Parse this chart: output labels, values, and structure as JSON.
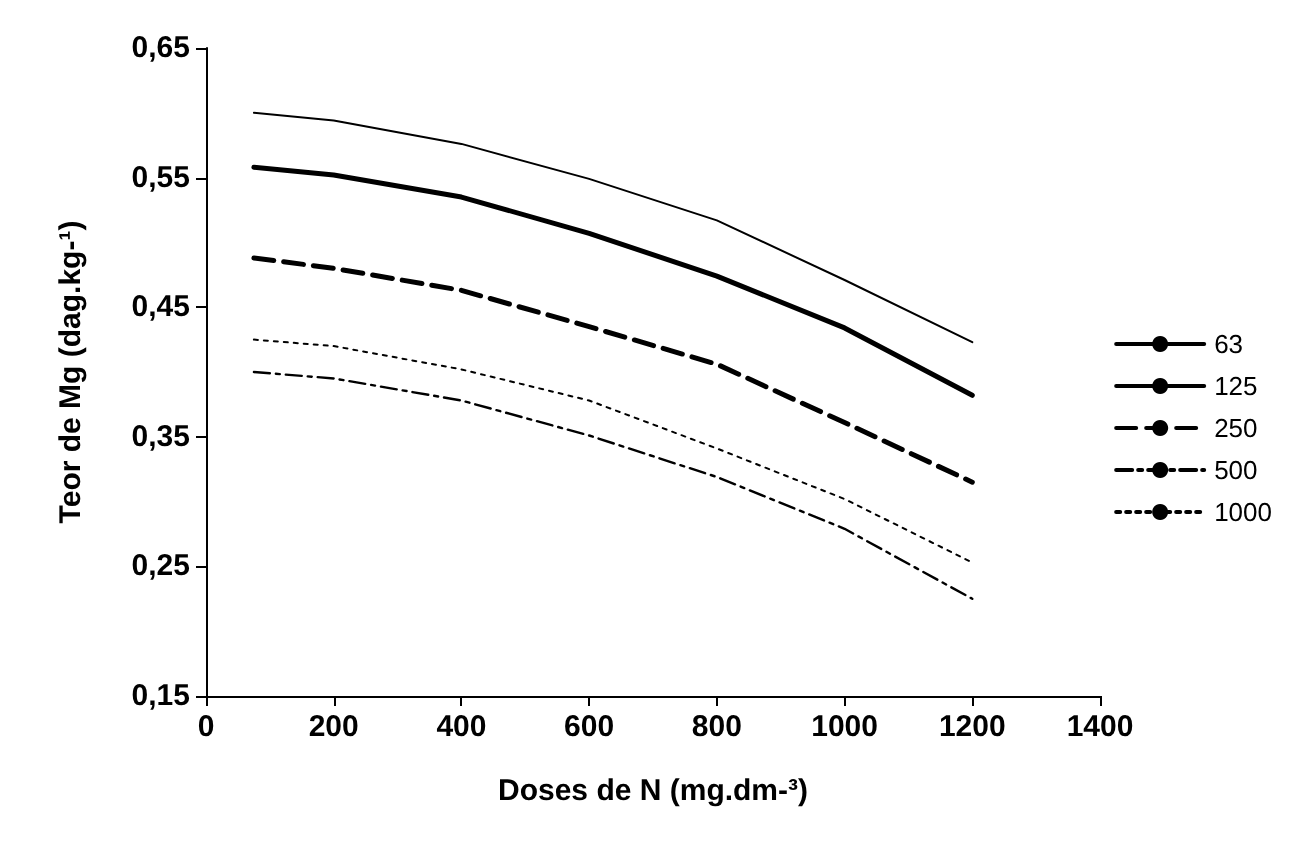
{
  "chart_data": {
    "type": "line",
    "xlabel": "Doses de N (mg.dm-³)",
    "ylabel": "Teor de Mg (dag.kg-¹)",
    "x": [
      75,
      200,
      400,
      600,
      800,
      1000,
      1200
    ],
    "series": [
      {
        "name": "63",
        "color": "#000000",
        "line_style": "solid",
        "values": [
          0.6,
          0.594,
          0.576,
          0.549,
          0.517,
          0.471,
          0.423
        ]
      },
      {
        "name": "125",
        "color": "#000000",
        "line_style": "solid",
        "values": [
          0.558,
          0.552,
          0.535,
          0.507,
          0.474,
          0.434,
          0.382
        ]
      },
      {
        "name": "250",
        "color": "#000000",
        "line_style": "dashed",
        "values": [
          0.488,
          0.48,
          0.463,
          0.435,
          0.406,
          0.361,
          0.315
        ]
      },
      {
        "name": "500",
        "color": "#000000",
        "line_style": "dashdot",
        "values": [
          0.4,
          0.395,
          0.378,
          0.351,
          0.319,
          0.279,
          0.225
        ]
      },
      {
        "name": "1000",
        "color": "#000000",
        "line_style": "dotted",
        "values": [
          0.425,
          0.42,
          0.402,
          0.378,
          0.341,
          0.302,
          0.253
        ]
      }
    ],
    "xlim": [
      0,
      1400
    ],
    "xticks": [
      0,
      200,
      400,
      600,
      800,
      1000,
      1200,
      1400
    ],
    "ylim": [
      0.15,
      0.65
    ],
    "yticks": [
      {
        "value": 0.15,
        "label": "0,15"
      },
      {
        "value": 0.25,
        "label": "0,25"
      },
      {
        "value": 0.35,
        "label": "0,35"
      },
      {
        "value": 0.45,
        "label": "0,45"
      },
      {
        "value": 0.55,
        "label": "0,55"
      },
      {
        "value": 0.65,
        "label": "0,65"
      }
    ],
    "grid": false,
    "legend": "right",
    "marker": "none"
  }
}
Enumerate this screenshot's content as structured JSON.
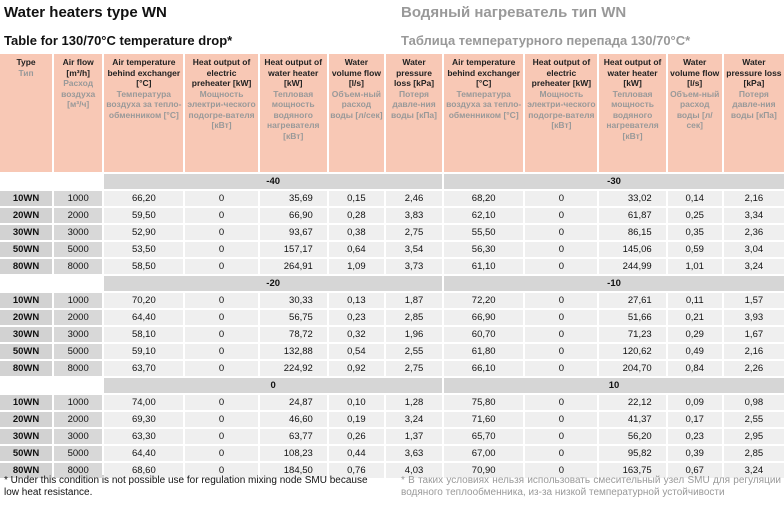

------------------------------------

**THE REQUEST**
Make an exact copy of the data, leaving its pictures out.

**SOLUTION BELOW**
Parse this chart: output labels, values, and structure as JSON.
{
  "chart_data": {
    "type": "line",
    "xlabel": "Doses de N (mg.dm-³)",
    "ylabel": "Teor de Mg (dag.kg-¹)",
    "x": [
      75,
      200,
      400,
      600,
      800,
      1000,
      1200
    ],
    "series": [
      {
        "name": "63",
        "color": "#000000",
        "line_style": "solid",
        "values": [
          0.6,
          0.594,
          0.576,
          0.549,
          0.517,
          0.471,
          0.423
        ]
      },
      {
        "name": "125",
        "color": "#000000",
        "line_style": "solid",
        "values": [
          0.558,
          0.552,
          0.535,
          0.507,
          0.474,
          0.434,
          0.382
        ]
      },
      {
        "name": "250",
        "color": "#000000",
        "line_style": "dashed",
        "values": [
          0.488,
          0.48,
          0.463,
          0.435,
          0.406,
          0.361,
          0.315
        ]
      },
      {
        "name": "500",
        "color": "#000000",
        "line_style": "dashdot",
        "values": [
          0.4,
          0.395,
          0.378,
          0.351,
          0.319,
          0.279,
          0.225
        ]
      },
      {
        "name": "1000",
        "color": "#000000",
        "line_style": "dotted",
        "values": [
          0.425,
          0.42,
          0.402,
          0.378,
          0.341,
          0.302,
          0.253
        ]
      }
    ],
    "xlim": [
      0,
      1400
    ],
    "xticks": [
      0,
      200,
      400,
      600,
      800,
      1000,
      1200,
      1400
    ],
    "ylim": [
      0.15,
      0.65
    ],
    "yticks": [
      {
        "value": 0.15,
        "label": "0,15"
      },
      {
        "value": 0.25,
        "label": "0,25"
      },
      {
        "value": 0.35,
        "label": "0,35"
      },
      {
        "value": 0.45,
        "label": "0,45"
      },
      {
        "value": 0.55,
        "label": "0,55"
      },
      {
        "value": 0.65,
        "label": "0,65"
      }
    ],
    "grid": false,
    "legend": "right",
    "marker": "none"
  }
}
Enumerate this screenshot's content as structured JSON.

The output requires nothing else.